WHAT THIS TASK INVOLVES: Edit the data from its first line through the line that contains "current-program-name: SCAN [240,302,270,314]", both included, so that every "edge-decoration" becomes "border-ornament" and nothing else changes. Give back only those lines.
>> START
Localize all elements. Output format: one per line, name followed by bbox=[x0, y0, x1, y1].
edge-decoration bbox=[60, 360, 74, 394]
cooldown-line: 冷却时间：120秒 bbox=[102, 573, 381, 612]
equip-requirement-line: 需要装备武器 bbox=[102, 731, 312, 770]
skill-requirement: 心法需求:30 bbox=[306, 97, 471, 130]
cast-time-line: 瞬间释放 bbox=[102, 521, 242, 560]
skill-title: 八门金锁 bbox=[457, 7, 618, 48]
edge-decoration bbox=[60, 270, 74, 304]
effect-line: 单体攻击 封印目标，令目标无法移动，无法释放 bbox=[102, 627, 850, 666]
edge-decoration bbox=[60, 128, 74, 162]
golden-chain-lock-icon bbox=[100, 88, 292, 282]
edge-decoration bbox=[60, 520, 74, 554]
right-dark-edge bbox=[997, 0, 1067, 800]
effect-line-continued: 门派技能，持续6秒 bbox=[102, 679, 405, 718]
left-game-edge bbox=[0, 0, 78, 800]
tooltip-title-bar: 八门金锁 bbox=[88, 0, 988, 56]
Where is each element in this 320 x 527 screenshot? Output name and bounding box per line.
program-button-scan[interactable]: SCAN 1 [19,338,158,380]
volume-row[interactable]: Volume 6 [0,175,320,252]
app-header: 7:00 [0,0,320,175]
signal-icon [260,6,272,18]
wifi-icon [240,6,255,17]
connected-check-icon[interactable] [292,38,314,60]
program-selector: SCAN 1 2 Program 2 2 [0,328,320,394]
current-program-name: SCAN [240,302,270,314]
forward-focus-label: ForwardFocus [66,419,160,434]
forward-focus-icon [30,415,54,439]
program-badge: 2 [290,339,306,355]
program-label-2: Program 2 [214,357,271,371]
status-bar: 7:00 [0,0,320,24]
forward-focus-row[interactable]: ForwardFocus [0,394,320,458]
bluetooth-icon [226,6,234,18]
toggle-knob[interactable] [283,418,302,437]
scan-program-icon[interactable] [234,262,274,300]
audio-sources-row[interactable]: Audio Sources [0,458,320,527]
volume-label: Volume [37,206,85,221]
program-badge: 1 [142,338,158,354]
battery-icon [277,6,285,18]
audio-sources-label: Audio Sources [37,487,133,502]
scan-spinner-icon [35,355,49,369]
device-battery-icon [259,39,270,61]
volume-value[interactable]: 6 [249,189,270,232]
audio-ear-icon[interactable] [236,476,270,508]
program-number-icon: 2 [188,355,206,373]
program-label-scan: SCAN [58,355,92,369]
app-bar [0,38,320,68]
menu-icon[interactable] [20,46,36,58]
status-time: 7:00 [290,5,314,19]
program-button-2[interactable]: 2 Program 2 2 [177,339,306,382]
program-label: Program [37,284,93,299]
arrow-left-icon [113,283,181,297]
>> END
COMPLETE RESPONSE:
Localize all elements. Output format: one per line, name followed by bbox=[x0, y0, x1, y1].
border-ornament bbox=[60, 360, 74, 394]
cooldown-line: 冷却时间：120秒 bbox=[102, 573, 381, 612]
equip-requirement-line: 需要装备武器 bbox=[102, 731, 312, 770]
skill-requirement: 心法需求:30 bbox=[306, 97, 471, 130]
cast-time-line: 瞬间释放 bbox=[102, 521, 242, 560]
skill-title: 八门金锁 bbox=[457, 7, 618, 48]
border-ornament bbox=[60, 270, 74, 304]
effect-line: 单体攻击 封印目标，令目标无法移动，无法释放 bbox=[102, 627, 850, 666]
border-ornament bbox=[60, 128, 74, 162]
golden-chain-lock-icon bbox=[100, 88, 292, 282]
border-ornament bbox=[60, 520, 74, 554]
right-dark-edge bbox=[997, 0, 1067, 800]
effect-line-continued: 门派技能，持续6秒 bbox=[102, 679, 405, 718]
left-game-edge bbox=[0, 0, 78, 800]
tooltip-title-bar: 八门金锁 bbox=[88, 0, 988, 56]
Where is each element in this 320 x 527 screenshot? Output name and bounding box per line.
program-button-scan[interactable]: SCAN 1 [19,338,158,380]
volume-row[interactable]: Volume 6 [0,175,320,252]
app-header: 7:00 [0,0,320,175]
signal-icon [260,6,272,18]
wifi-icon [240,6,255,17]
connected-check-icon[interactable] [292,38,314,60]
program-selector: SCAN 1 2 Program 2 2 [0,328,320,394]
current-program-name: SCAN [240,302,270,314]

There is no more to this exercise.